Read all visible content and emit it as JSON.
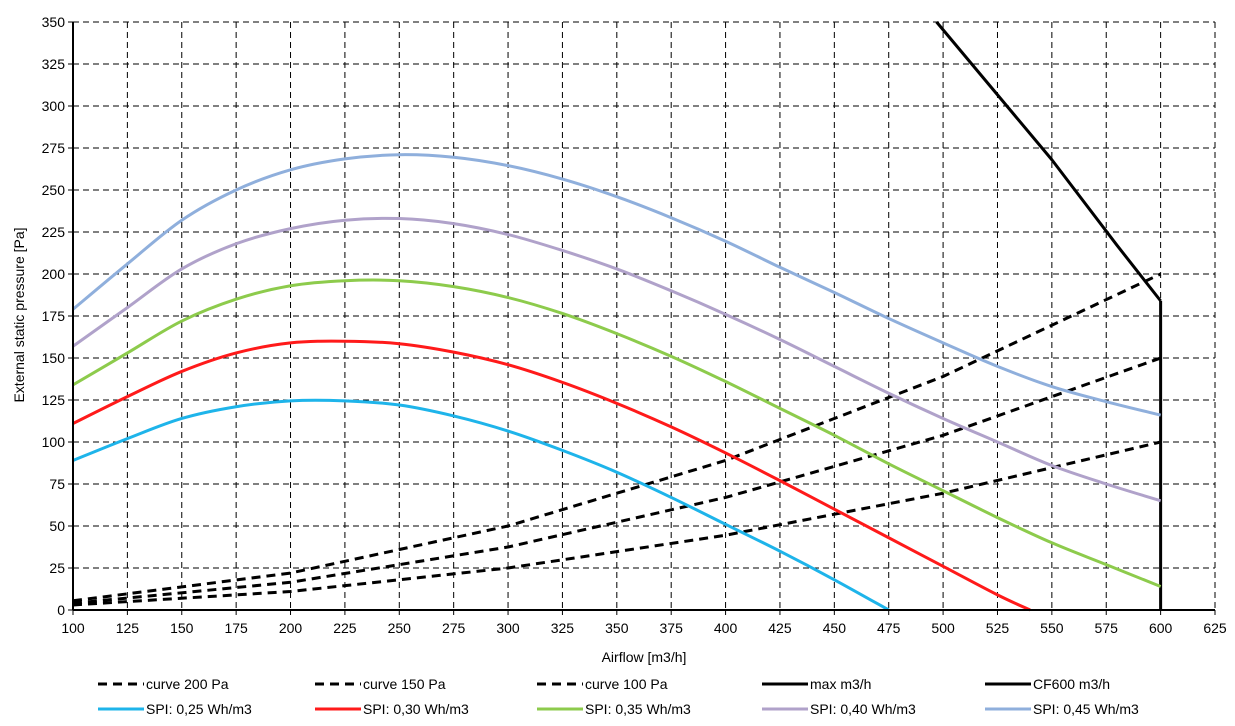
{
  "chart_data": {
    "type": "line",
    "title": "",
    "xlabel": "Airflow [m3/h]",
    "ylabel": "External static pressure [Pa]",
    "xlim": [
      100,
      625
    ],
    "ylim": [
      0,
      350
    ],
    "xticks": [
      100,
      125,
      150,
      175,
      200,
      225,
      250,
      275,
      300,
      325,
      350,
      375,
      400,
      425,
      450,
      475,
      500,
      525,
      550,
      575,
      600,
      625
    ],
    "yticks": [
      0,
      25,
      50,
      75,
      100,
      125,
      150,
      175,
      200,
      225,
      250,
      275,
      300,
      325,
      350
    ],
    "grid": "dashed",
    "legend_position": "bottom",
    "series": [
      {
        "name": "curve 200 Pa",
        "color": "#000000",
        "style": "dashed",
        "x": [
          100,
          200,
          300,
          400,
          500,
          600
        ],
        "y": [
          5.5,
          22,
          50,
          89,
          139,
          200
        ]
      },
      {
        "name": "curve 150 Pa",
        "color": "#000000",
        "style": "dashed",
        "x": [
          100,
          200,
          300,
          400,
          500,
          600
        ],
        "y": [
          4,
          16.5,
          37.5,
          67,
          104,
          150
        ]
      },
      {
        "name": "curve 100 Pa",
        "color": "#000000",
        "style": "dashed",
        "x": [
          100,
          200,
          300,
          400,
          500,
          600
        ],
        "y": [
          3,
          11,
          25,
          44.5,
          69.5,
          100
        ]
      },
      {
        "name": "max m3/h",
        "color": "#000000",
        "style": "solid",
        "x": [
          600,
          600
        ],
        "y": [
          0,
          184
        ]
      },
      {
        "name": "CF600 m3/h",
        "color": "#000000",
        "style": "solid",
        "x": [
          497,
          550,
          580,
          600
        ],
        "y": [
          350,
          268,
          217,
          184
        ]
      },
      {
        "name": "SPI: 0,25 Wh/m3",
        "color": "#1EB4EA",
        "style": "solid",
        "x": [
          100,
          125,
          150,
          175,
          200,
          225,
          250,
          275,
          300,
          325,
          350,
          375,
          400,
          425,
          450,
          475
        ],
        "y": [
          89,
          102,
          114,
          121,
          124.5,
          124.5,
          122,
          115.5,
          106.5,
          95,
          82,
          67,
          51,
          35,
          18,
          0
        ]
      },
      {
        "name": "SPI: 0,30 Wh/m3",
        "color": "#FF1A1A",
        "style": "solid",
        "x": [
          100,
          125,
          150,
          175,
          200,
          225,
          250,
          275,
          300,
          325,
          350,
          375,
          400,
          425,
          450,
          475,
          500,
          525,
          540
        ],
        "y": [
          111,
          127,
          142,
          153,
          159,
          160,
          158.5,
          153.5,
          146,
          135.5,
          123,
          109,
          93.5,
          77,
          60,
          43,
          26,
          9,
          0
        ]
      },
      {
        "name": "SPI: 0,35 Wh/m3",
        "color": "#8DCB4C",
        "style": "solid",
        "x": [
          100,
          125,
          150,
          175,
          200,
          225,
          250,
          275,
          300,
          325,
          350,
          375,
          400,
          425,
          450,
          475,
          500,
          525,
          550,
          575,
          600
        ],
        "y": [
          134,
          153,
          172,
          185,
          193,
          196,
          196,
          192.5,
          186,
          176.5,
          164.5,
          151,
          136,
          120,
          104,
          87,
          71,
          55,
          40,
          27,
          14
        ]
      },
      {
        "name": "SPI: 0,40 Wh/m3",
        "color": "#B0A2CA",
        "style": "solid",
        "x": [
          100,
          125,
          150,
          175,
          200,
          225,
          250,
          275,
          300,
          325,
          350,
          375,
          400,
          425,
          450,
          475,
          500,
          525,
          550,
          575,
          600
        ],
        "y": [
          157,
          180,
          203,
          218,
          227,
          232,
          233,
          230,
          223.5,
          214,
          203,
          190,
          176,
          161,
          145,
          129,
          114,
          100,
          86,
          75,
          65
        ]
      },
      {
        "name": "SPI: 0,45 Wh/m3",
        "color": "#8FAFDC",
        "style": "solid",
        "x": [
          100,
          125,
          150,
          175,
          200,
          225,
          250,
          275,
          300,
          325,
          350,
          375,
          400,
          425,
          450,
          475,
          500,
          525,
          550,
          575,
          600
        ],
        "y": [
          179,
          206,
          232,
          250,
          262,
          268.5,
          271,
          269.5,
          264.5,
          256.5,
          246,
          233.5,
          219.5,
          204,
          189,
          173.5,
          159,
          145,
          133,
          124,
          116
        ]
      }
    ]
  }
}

• **Task statement**
Working from the material above, transcribe it exactly while omitting pictures.

• **Output**
Read all visible content and emit it as JSON.
{
  "chart_data": {
    "type": "line",
    "title": "",
    "xlabel": "Airflow [m3/h]",
    "ylabel": "External static pressure [Pa]",
    "xlim": [
      100,
      625
    ],
    "ylim": [
      0,
      350
    ],
    "xticks": [
      100,
      125,
      150,
      175,
      200,
      225,
      250,
      275,
      300,
      325,
      350,
      375,
      400,
      425,
      450,
      475,
      500,
      525,
      550,
      575,
      600,
      625
    ],
    "yticks": [
      0,
      25,
      50,
      75,
      100,
      125,
      150,
      175,
      200,
      225,
      250,
      275,
      300,
      325,
      350
    ],
    "grid": "dashed",
    "legend_position": "bottom",
    "series": [
      {
        "name": "curve 200 Pa",
        "color": "#000000",
        "style": "dashed",
        "x": [
          100,
          200,
          300,
          400,
          500,
          600
        ],
        "y": [
          5.5,
          22,
          50,
          89,
          139,
          200
        ]
      },
      {
        "name": "curve 150 Pa",
        "color": "#000000",
        "style": "dashed",
        "x": [
          100,
          200,
          300,
          400,
          500,
          600
        ],
        "y": [
          4,
          16.5,
          37.5,
          67,
          104,
          150
        ]
      },
      {
        "name": "curve 100 Pa",
        "color": "#000000",
        "style": "dashed",
        "x": [
          100,
          200,
          300,
          400,
          500,
          600
        ],
        "y": [
          3,
          11,
          25,
          44.5,
          69.5,
          100
        ]
      },
      {
        "name": "max m3/h",
        "color": "#000000",
        "style": "solid",
        "x": [
          600,
          600
        ],
        "y": [
          0,
          184
        ]
      },
      {
        "name": "CF600 m3/h",
        "color": "#000000",
        "style": "solid",
        "x": [
          497,
          550,
          580,
          600
        ],
        "y": [
          350,
          268,
          217,
          184
        ]
      },
      {
        "name": "SPI: 0,25 Wh/m3",
        "color": "#1EB4EA",
        "style": "solid",
        "x": [
          100,
          125,
          150,
          175,
          200,
          225,
          250,
          275,
          300,
          325,
          350,
          375,
          400,
          425,
          450,
          475
        ],
        "y": [
          89,
          102,
          114,
          121,
          124.5,
          124.5,
          122,
          115.5,
          106.5,
          95,
          82,
          67,
          51,
          35,
          18,
          0
        ]
      },
      {
        "name": "SPI: 0,30 Wh/m3",
        "color": "#FF1A1A",
        "style": "solid",
        "x": [
          100,
          125,
          150,
          175,
          200,
          225,
          250,
          275,
          300,
          325,
          350,
          375,
          400,
          425,
          450,
          475,
          500,
          525,
          540
        ],
        "y": [
          111,
          127,
          142,
          153,
          159,
          160,
          158.5,
          153.5,
          146,
          135.5,
          123,
          109,
          93.5,
          77,
          60,
          43,
          26,
          9,
          0
        ]
      },
      {
        "name": "SPI: 0,35 Wh/m3",
        "color": "#8DCB4C",
        "style": "solid",
        "x": [
          100,
          125,
          150,
          175,
          200,
          225,
          250,
          275,
          300,
          325,
          350,
          375,
          400,
          425,
          450,
          475,
          500,
          525,
          550,
          575,
          600
        ],
        "y": [
          134,
          153,
          172,
          185,
          193,
          196,
          196,
          192.5,
          186,
          176.5,
          164.5,
          151,
          136,
          120,
          104,
          87,
          71,
          55,
          40,
          27,
          14
        ]
      },
      {
        "name": "SPI: 0,40 Wh/m3",
        "color": "#B0A2CA",
        "style": "solid",
        "x": [
          100,
          125,
          150,
          175,
          200,
          225,
          250,
          275,
          300,
          325,
          350,
          375,
          400,
          425,
          450,
          475,
          500,
          525,
          550,
          575,
          600
        ],
        "y": [
          157,
          180,
          203,
          218,
          227,
          232,
          233,
          230,
          223.5,
          214,
          203,
          190,
          176,
          161,
          145,
          129,
          114,
          100,
          86,
          75,
          65
        ]
      },
      {
        "name": "SPI: 0,45 Wh/m3",
        "color": "#8FAFDC",
        "style": "solid",
        "x": [
          100,
          125,
          150,
          175,
          200,
          225,
          250,
          275,
          300,
          325,
          350,
          375,
          400,
          425,
          450,
          475,
          500,
          525,
          550,
          575,
          600
        ],
        "y": [
          179,
          206,
          232,
          250,
          262,
          268.5,
          271,
          269.5,
          264.5,
          256.5,
          246,
          233.5,
          219.5,
          204,
          189,
          173.5,
          159,
          145,
          133,
          124,
          116
        ]
      }
    ]
  }
}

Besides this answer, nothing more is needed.